+++ PROVIDED DATA +++

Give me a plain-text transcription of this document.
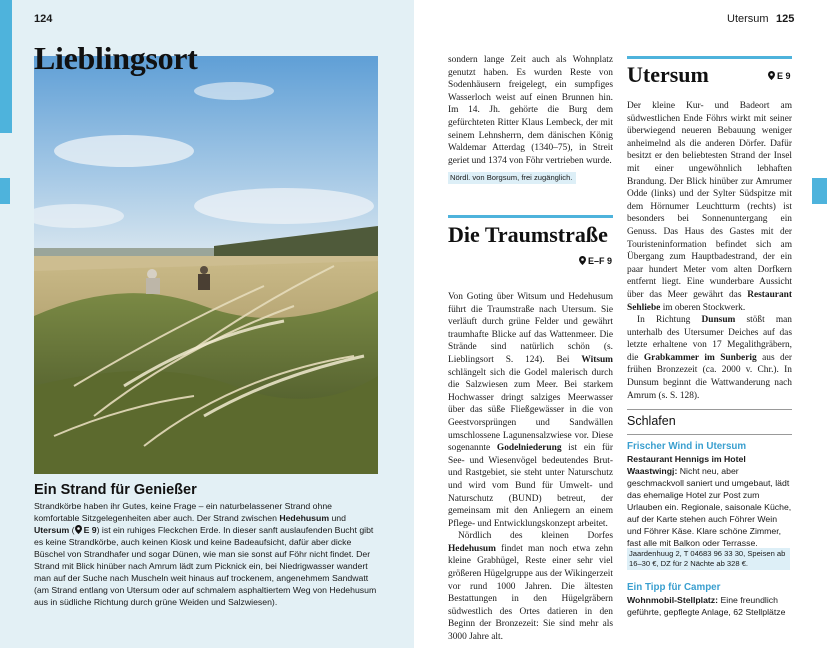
124
Lieblingsort
Ein Strand für Genießer
Strandkörbe haben ihr Gutes, keine Frage – ein naturbelassener Strand ohne komfortable Sitzgelegenheiten aber auch. Der Strand zwischen Hedehusum und Utersum ( E 9) ist ein ruhiges Fleckchen Erde. In dieser sanft auslaufenden Bucht gibt es keine Strandkörbe, auch keinen Kiosk und keine Badeaufsicht, dafür aber dicke Büschel von Strandhafer und sogar Dünen, wie man sie sonst auf Föhr nicht findet. Der Strand mit Blick hinüber nach Amrum lädt zum Picknick ein, bei Niedrigwasser wandert man auf der Suche nach Muscheln weit hinaus auf trockenem, angenehmem Sandwatt (am Strand entlang von Utersum oder auf schmalem asphaltiertem Weg von Hedehusum aus in südliche Richtung durch grüne Weiden und Salzwiesen).
Utersum 125
sondern lange Zeit auch als Wohnplatz genutzt haben. Es wurden Reste von Sodenhäusern freigelegt, ein sumpfiges Wasserloch weist auf einen Brunnen hin. Im 14. Jh. gehörte die Burg dem gefürchteten Ritter Klaus Lembeck, der mit seinem Lehnsherrn, dem dänischen König Waldemar Atterdag (1340–75), in Streit geriet und 1374 von Föhr vertrieben wurde.
Nördl. von Borgsum, frei zugänglich.
Die Traumstraße
E–F 9
Von Goting über Witsum und Hedehusum führt die Traumstraße nach Utersum. Sie verläuft durch grüne Felder und gewährt traumhafte Blicke auf das Wattenmeer. Die Strände sind natürlich schön (s. Lieblingsort S. 124). Bei Witsum schlängelt sich die Godel malerisch durch die Salzwiesen zum Meer. Bei starkem Hochwasser dringt salziges Meerwasser über das süße Fließgewässer in die von Geestvorsprüngen und Sandwällen umschlossene Lagunensalzwiese vor. Diese sogenannte Godelniederung ist ein für See- und Wiesenvögel bedeutendes Brut- und Rastgebiet, sie steht unter Naturschutz und wird vom Bund für Umwelt- und Naturschutz (BUND) betreut, der gemeinsam mit den Anliegern an einem Pflege- und Entwicklungskonzept arbeitet.
Nördlich des kleinen Dorfes Hedehusum findet man noch etwa zehn kleine Grabhügel, Reste einer sehr viel größeren Hügelgruppe aus der Wikingerzeit vor rund 1000 Jahren. Die ältesten Bestattungen in den Hügelgräbern südwestlich des Ortes datieren in den Beginn der Bronzezeit: Sie sind mehr als 3000 Jahre alt.
Utersum	E 9
Der kleine Kur- und Badeort am südwestlichen Ende Föhrs wirkt mit seiner überwiegend neueren Bebauung weniger anheimelnd als die anderen Dörfer. Dafür besitzt er den beliebtesten Strand der Insel mit einer ungewöhnlich lebhaften Brandung. Der Blick hinüber zur Amrumer Odde (links) und der Sylter Südspitze mit dem Hörnumer Leuchtturm (rechts) ist besonders bei Sonnenuntergang ein Genuss. Das Haus des Gastes mit der Touristeninformation befindet sich am Übergang zum Hauptbadestrand, der ein paar hundert Meter vom alten Dorfkern entfernt liegt. Eine wunderbare Aussicht über das Meer gewährt das Restaurant Sehliebe im oberen Stockwerk.
In Richtung Dunsum stößt man unterhalb des Utersumer Deiches auf das letzte erhaltene von 17 Megalithgräbern, die Grabkammer im Sunberig aus der frühen Bronzezeit (ca. 2000 v. Chr.). In Dunsum beginnt die Wattwanderung nach Amrum (s. S. 128).
Schlafen
Frischer Wind in Utersum
Restaurant Hennigs im Hotel Waastwingj: Nicht neu, aber geschmackvoll saniert und umgebaut, lädt das ehemalige Hotel zur Post zum Urlauben ein. Regionale, saisonale Küche, auf der Karte stehen auch Föhrer Wein und Föhrer Käse. Klare schöne Zimmer, fast alle mit Balkon oder Terrasse.
Jaardenhuug 2, T 04683 96 33 30, Speisen ab 16–30 €, DZ für 2 Nächte ab 328 €.
Ein Tipp für Camper
Wohnmobil-Stellplatz: Eine freundlich geführte, gepflegte Anlage, 62 Stellplätze
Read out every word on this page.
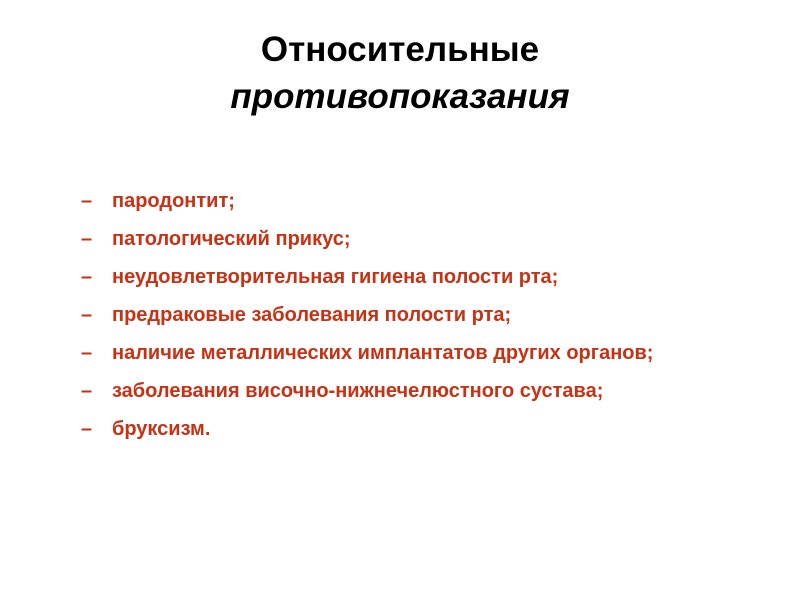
Относительные
противопоказания
– пародонтит;
– патологический прикус;
– неудовлетворительная гигиена полости рта;
– предраковые заболевания полости рта;
– наличие металлических имплантатов других органов;
– заболевания височно-нижнечелюстного сустава;
– бруксизм.
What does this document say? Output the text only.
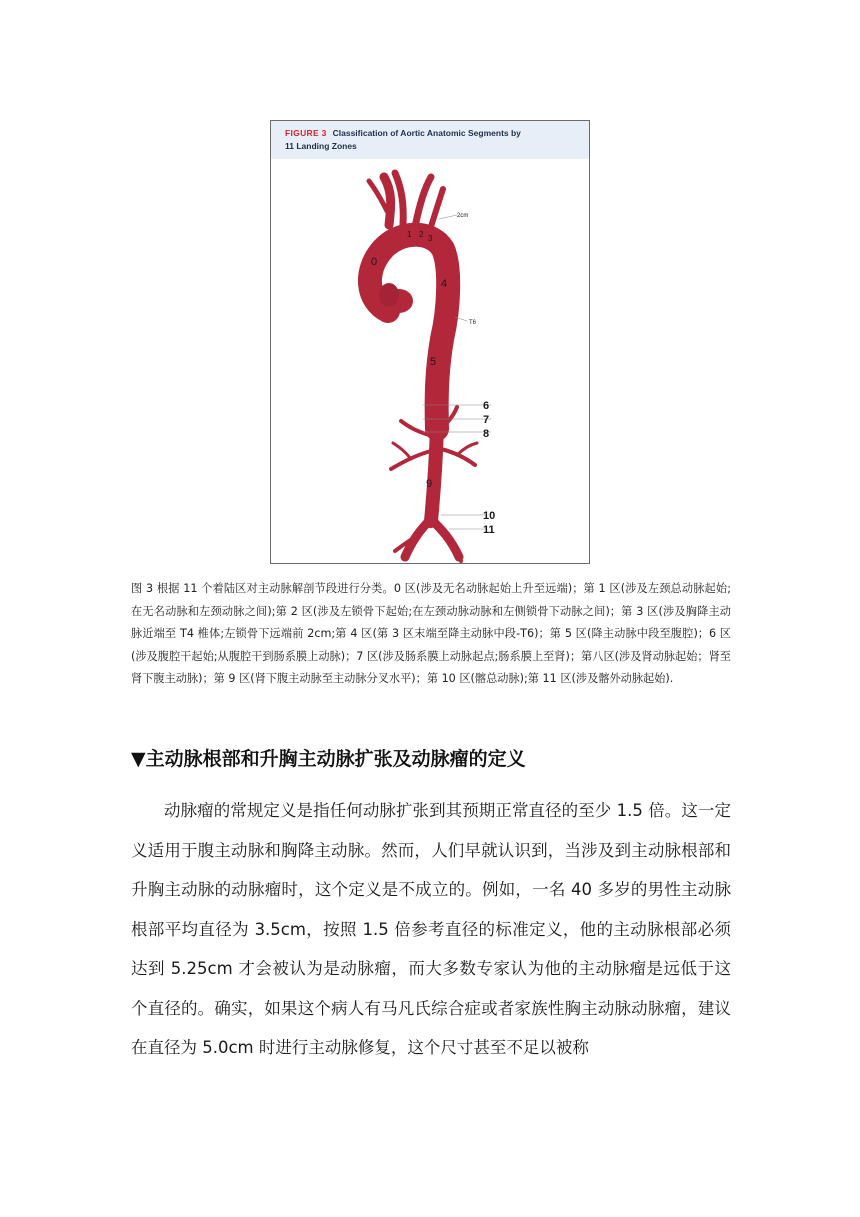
FIGURE 3 Classification of Aortic Anatomic Segments by
11 Landing Zones
2cm
T6
0
1 2 3
4
5
6
7
8
9
10
11
图 3 根据 11 个着陆区对主动脉解剖节段进行分类。0 区(涉及无名动脉起始上升至远端)；第 1 区(涉及左颈总动脉起始;在无名动脉和左颈动脉之间);第 2 区(涉及左锁骨下起始;在左颈动脉动脉和左侧锁骨下动脉之间)；第 3 区(涉及胸降主动脉近端至 T4 椎体;左锁骨下远端前 2cm;第 4 区(第 3 区末端至降主动脉中段-T6)；第 5 区(降主动脉中段至腹腔)；6 区(涉及腹腔干起始;从腹腔干到肠系膜上动脉)；7 区(涉及肠系膜上动脉起点;肠系膜上至肾)；第八区(涉及肾动脉起始；肾至肾下腹主动脉)；第 9 区(肾下腹主动脉至主动脉分叉水平)；第 10 区(髂总动脉);第 11 区(涉及髂外动脉起始).
▼主动脉根部和升胸主动脉扩张及动脉瘤的定义
动脉瘤的常规定义是指任何动脉扩张到其预期正常直径的至少 1.5 倍。这一定义适用于腹主动脉和胸降主动脉。然而，人们早就认识到，当涉及到主动脉根部和升胸主动脉的动脉瘤时，这个定义是不成立的。例如，一名 40 多岁的男性主动脉根部平均直径为 3.5cm，按照 1.5 倍参考直径的标准定义，他的主动脉根部必须达到 5.25cm 才会被认为是动脉瘤，而大多数专家认为他的主动脉瘤是远低于这个直径的。确实，如果这个病人有马凡氏综合症或者家族性胸主动脉动脉瘤，建议在直径为 5.0cm 时进行主动脉修复，这个尺寸甚至不足以被称
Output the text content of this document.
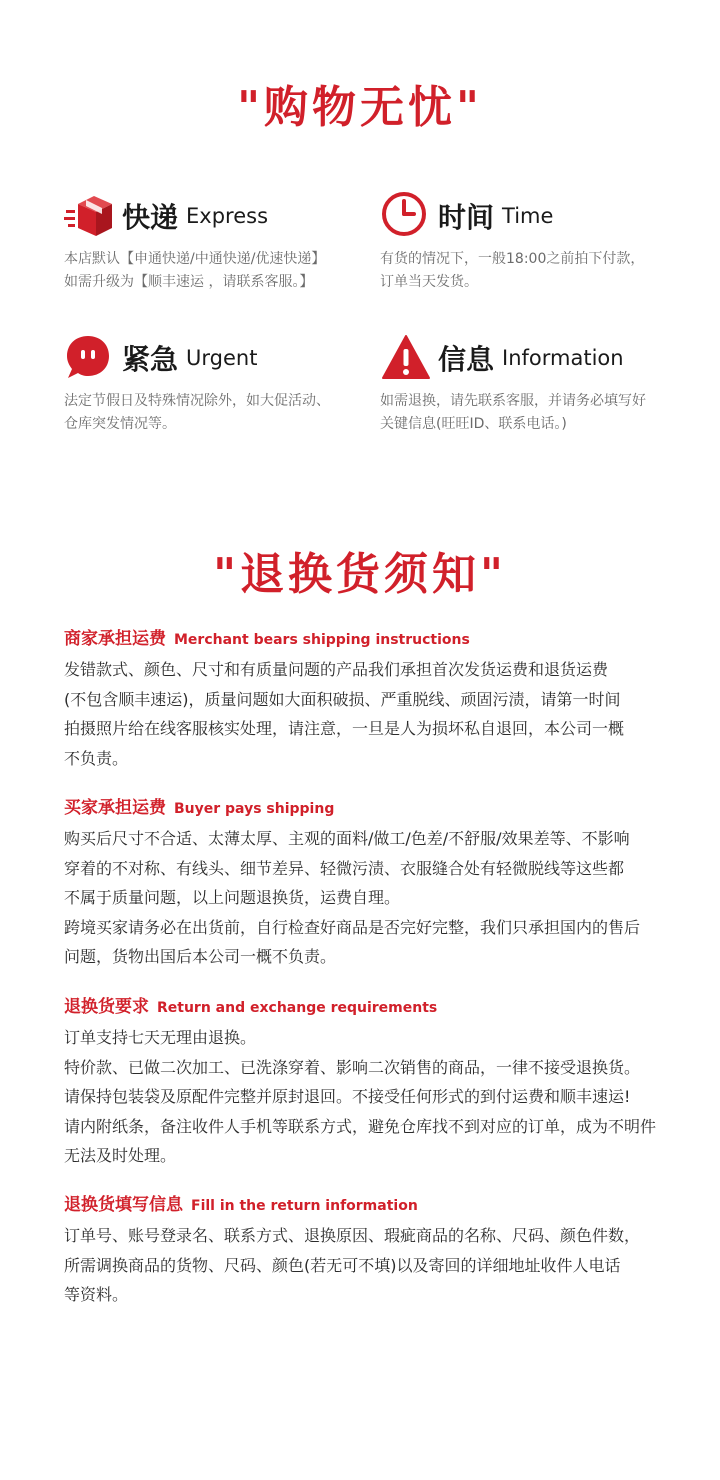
"购物无忧"
快递 Express
本店默认【申通快递/中通快递/优速快递】
如需升级为【顺丰速运 ，请联系客服。】
时间 Time
有货的情况下，一般18:00之前拍下付款，
订单当天发货。
紧急 Urgent
法定节假日及特殊情况除外，如大促活动、
仓库突发情况等。
信息 Information
如需退换，请先联系客服，并请务必填写好
关键信息(旺旺ID、联系电话。)
"退换货须知"
商家承担运费 Merchant bears shipping instructions

发错款式、颜色、尺寸和有质量问题的产品我们承担首次发货运费和退货运费

(不包含顺丰速运)，质量问题如大面积破损、严重脱线、顽固污渍，请第一时间

拍摄照片给在线客服核实处理，请注意，一旦是人为损坏私自退回，本公司一概

不负责。

买家承担运费 Buyer pays shipping

购买后尺寸不合适、太薄太厚、主观的面料/做工/色差/不舒服/效果差等、不影响

穿着的不对称、有线头、细节差异、轻微污渍、衣服缝合处有轻微脱线等这些都

不属于质量问题，以上问题退换货，运费自理。

跨境买家请务必在出货前，自行检查好商品是否完好完整，我们只承担国内的售后

问题，货物出国后本公司一概不负责。

退换货要求 Return and exchange requirements

订单支持七天无理由退换。

特价款、已做二次加工、已洗涤穿着、影响二次销售的商品，一律不接受退换货。

请保持包装袋及原配件完整并原封退回。不接受任何形式的到付运费和顺丰速运!

请内附纸条，备注收件人手机等联系方式，避免仓库找不到对应的订单，成为不明件

无法及时处理。

退换货填写信息 Fill in the return information

订单号、账号登录名、联系方式、退换原因、瑕疵商品的名称、尺码、颜色件数，

所需调换商品的货物、尺码、颜色(若无可不填)以及寄回的详细地址收件人电话

等资料。
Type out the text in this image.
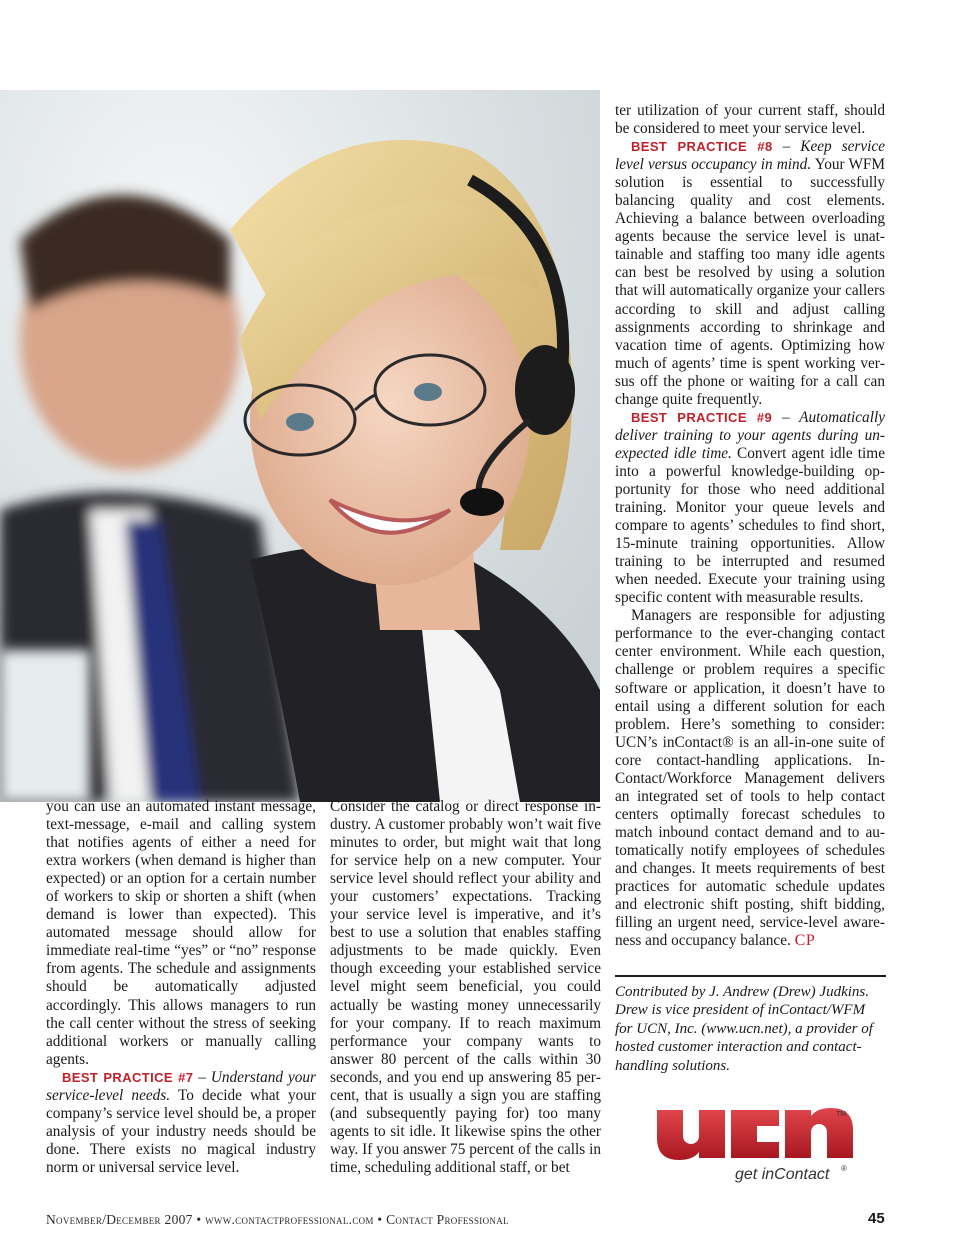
you can use an automated instant message, text-message, e-mail and calling system that notifies agents of either a need for extra workers (when demand is higher than expected) or an option for a certain number of workers to skip or shorten a shift (when demand is lower than expected). This automated message should allow for immediate real-time “yes” or “no” response from agents. The schedule and assignments should be automatically adjusted accordingly. This allows managers to run the call center without the stress of seeking additional workers or manually calling agents.

BEST PRACTICE #7 – Understand your service-level needs. To decide what your company’s service level should be, a proper analysis of your industry needs should be done. There exists no magical industry norm or universal service level.

Consider the catalog or direct response industry. A customer probably won’t wait five minutes to order, but might wait that long for service help on a new computer. Your service level should reflect your ability and your customers’ expectations. Tracking your service level is imperative, and it’s best to use a solution that enables staffing adjustments to be made quickly. Even though exceeding your established service level might seem beneficial, you could actually be wasting money unnecessarily for your company. If to reach maximum performance your company wants to answer 80 percent of the calls within 30 seconds, and you end up answering 85 percent, that is usually a sign you are staffing (and subsequently paying for) too many agents to sit idle. It likewise spins the other way. If you answer 75 percent of the calls in time, scheduling additional staff, or bet

ter utilization of your current staff, should be considered to meet your service level.

BEST PRACTICE #8 – Keep service level versus occupancy in mind. Your WFM solution is essential to successfully balancing quality and cost elements. Achieving a balance between overloading agents because the service level is unattainable and staffing too many idle agents can best be resolved by using a solution that will automatically organize your callers according to skill and adjust calling assignments according to shrinkage and vacation time of agents. Optimizing how much of agents’ time is spent working versus off the phone or waiting for a call can change quite frequently.

BEST PRACTICE #9 – Automatically deliver training to your agents during unexpected idle time. Convert agent idle time into a powerful knowledge-building opportunity for those who need additional training. Monitor your queue levels and compare to agents’ schedules to find short, 15-minute training opportunities. Allow training to be interrupted and resumed when needed. Execute your training using specific content with measurable results.

Managers are responsible for adjusting performance to the ever-changing contact center environment. While each question, challenge or problem requires a specific software or application, it doesn’t have to entail using a different solution for each problem. Here’s something to consider: UCN’s inContact® is an all-in-one suite of core contact-handling applications. InContact/Workforce Management delivers an integrated set of tools to help contact centers optimally forecast schedules to match inbound contact demand and to automatically notify employees of schedules and changes. It meets requirements of best practices for automatic schedule updates and electronic shift posting, shift bidding, filling an urgent need, service-level awareness and occupancy balance. CP

Contributed by J. Andrew (Drew) Judkins. Drew is vice president of inContact/WFM for UCN, Inc. (www.ucn.net), a provider of hosted customer interaction and contact-handling solutions.
TM
get inContact ®
November/December 2007 • www.contactprofessional.com • Contact Professional	45
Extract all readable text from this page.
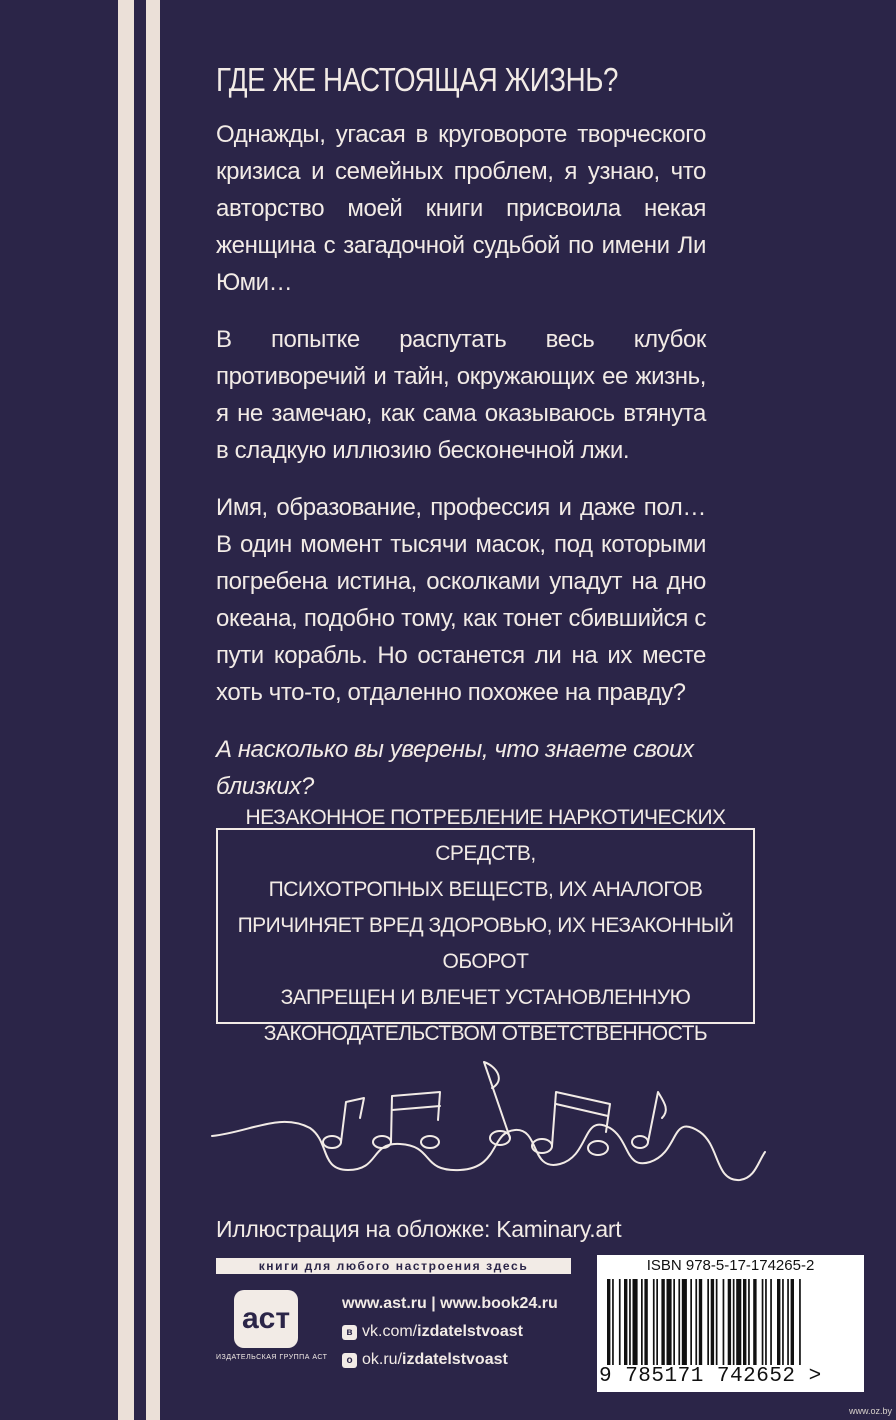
ГДЕ ЖЕ НАСТОЯЩАЯ ЖИЗНЬ?

Однажды, угасая в круговороте творческого кризиса и семейных проблем, я узнаю, что авторство моей книги присвоила некая женщина с загадочной судьбой по имени Ли Юми…

В попытке распутать весь клубок противоречий и тайн, окружающих ее жизнь, я не замечаю, как сама оказываюсь втянута в сладкую иллюзию бесконечной лжи.

Имя, образование, профессия и даже пол… В один момент тысячи масок, под которыми погребена истина, осколками упадут на дно океана, подобно тому, как тонет сбившийся с пути корабль. Но останется ли на их месте хоть что-то, отдаленно похожее на правду?

А насколько вы уверены, что знаете своих близких?

НЕЗАКОННОЕ ПОТРЕБЛЕНИЕ НАРКОТИЧЕСКИХ СРЕДСТВ,
ПСИХОТРОПНЫХ ВЕЩЕСТВ, ИХ АНАЛОГОВ
ПРИЧИНЯЕТ ВРЕД ЗДОРОВЬЮ, ИХ НЕЗАКОННЫЙ ОБОРОТ
ЗАПРЕЩЕН И ВЛЕЧЕТ УСТАНОВЛЕННУЮ
ЗАКОНОДАТЕЛЬСТВОМ ОТВЕТСТВЕННОСТЬ

Иллюстрация на обложке: Kaminary.art
книги для любого настроения здесь
аст
ИЗДАТЕЛЬСКАЯ ГРУППА АСТ
www.ast.ru | www.book24.ru
в vk.com/ izdatelstvoast
о ok.ru/ izdatelstvoast
ISBN 978-5-17-174265-2
9 785171 742652 >
www.oz.by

+++

- **TASK REQUIREMENTS**:
Return each line with "shipping".

- **SOLUTION TO THIS PROBLEM**:
商家承担运费 Merchant bears shipping instructions
买家承担运费 Buyer pays shipping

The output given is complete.